**Work required:**
Give back every line exactly as it appears, pictures excluded.
— Begin —
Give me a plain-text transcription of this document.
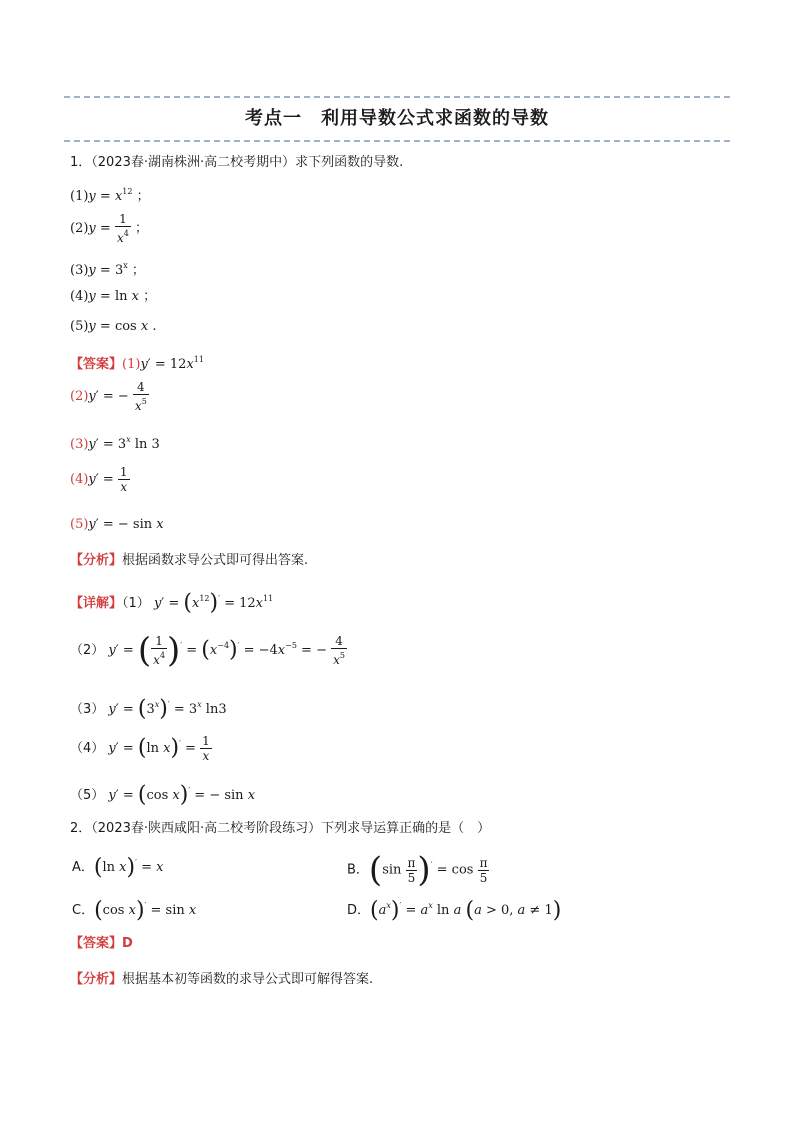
考点一　利用导数公式求函数的导数
1．（2023春·湖南株洲·高二校考期中）求下列函数的导数.
$(1)y = x^{12}$ ；
$(2)y = \frac{1}{x^4}$ ；
$(3)y = 3^x$ ；
(4)y = ln x ；
(5)y = cos x .
【答案】$(1)y' = 12x^{11}$
(2)y′ = − $\frac{4}{x^5}$
$(3)y' = 3^x$ ln 3
$(4)y' = \frac{1}{x}$
(5)y′ = − sin x
【分析】根据函数求导公式即可得出答案.
【详解】（1） $y' = (x^{12})' = 12x^{11}$
（2） y′ = ( $\frac{1}{x^4} )' = (x^{-4})' = -4x^{-5}$ = − $\frac{4}{x^5}$
（3） $y' = (3^x)' = 3^x$ ln3
（4） y′ = (ln $x)' = \frac{1}{x}$
（5） y′ = (cos x)′ = − sin x
2．（2023春·陕西咸阳·高二校考阶段练习）下列求导运算正确的是（　）
A．(ln x)′ = x	B．$(\sin \frac{\pi}{5} )' = \cos \frac{\pi}{5}$
C．(cos x)′ = sin x	D．$(a^x)' = a^x$ ln a (a > 0, a ≠ 1)
【答案】D
【分析】根据基本初等函数的求导公式即可解得答案.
— End —
**Solution for this exercise:**
Give me a plain-text transcription of this document.
考点一　利用导数公式求函数的导数
1．（2023春·湖南株洲·高二校考期中）求下列函数的导数.
$(1)y = x^{12}$ ；
$(2)y = \frac{1}{x^4}$ ；
$(3)y = 3^x$ ；
(4)y = ln x ；
(5)y = cos x .
【答案】$(1)y' = 12x^{11}$
(2)y′ = − $\frac{4}{x^5}$
$(3)y' = 3^x$ ln 3
$(4)y' = \frac{1}{x}$
(5)y′ = − sin x
【分析】根据函数求导公式即可得出答案.
【详解】（1） $y' = (x^{12})' = 12x^{11}$
（2） y′ = ( $\frac{1}{x^4} )' = (x^{-4})' = -4x^{-5}$ = − $\frac{4}{x^5}$
（3） $y' = (3^x)' = 3^x$ ln3
（4） y′ = (ln $x)' = \frac{1}{x}$
（5） y′ = (cos x)′ = − sin x
2．（2023春·陕西咸阳·高二校考阶段练习）下列求导运算正确的是（　）
A．(ln x)′ = x	B．$(\sin \frac{\pi}{5} )' = \cos \frac{\pi}{5}$
C．(cos x)′ = sin x	D．$(a^x)' = a^x$ ln a (a > 0, a ≠ 1)
【答案】D
【分析】根据基本初等函数的求导公式即可解得答案.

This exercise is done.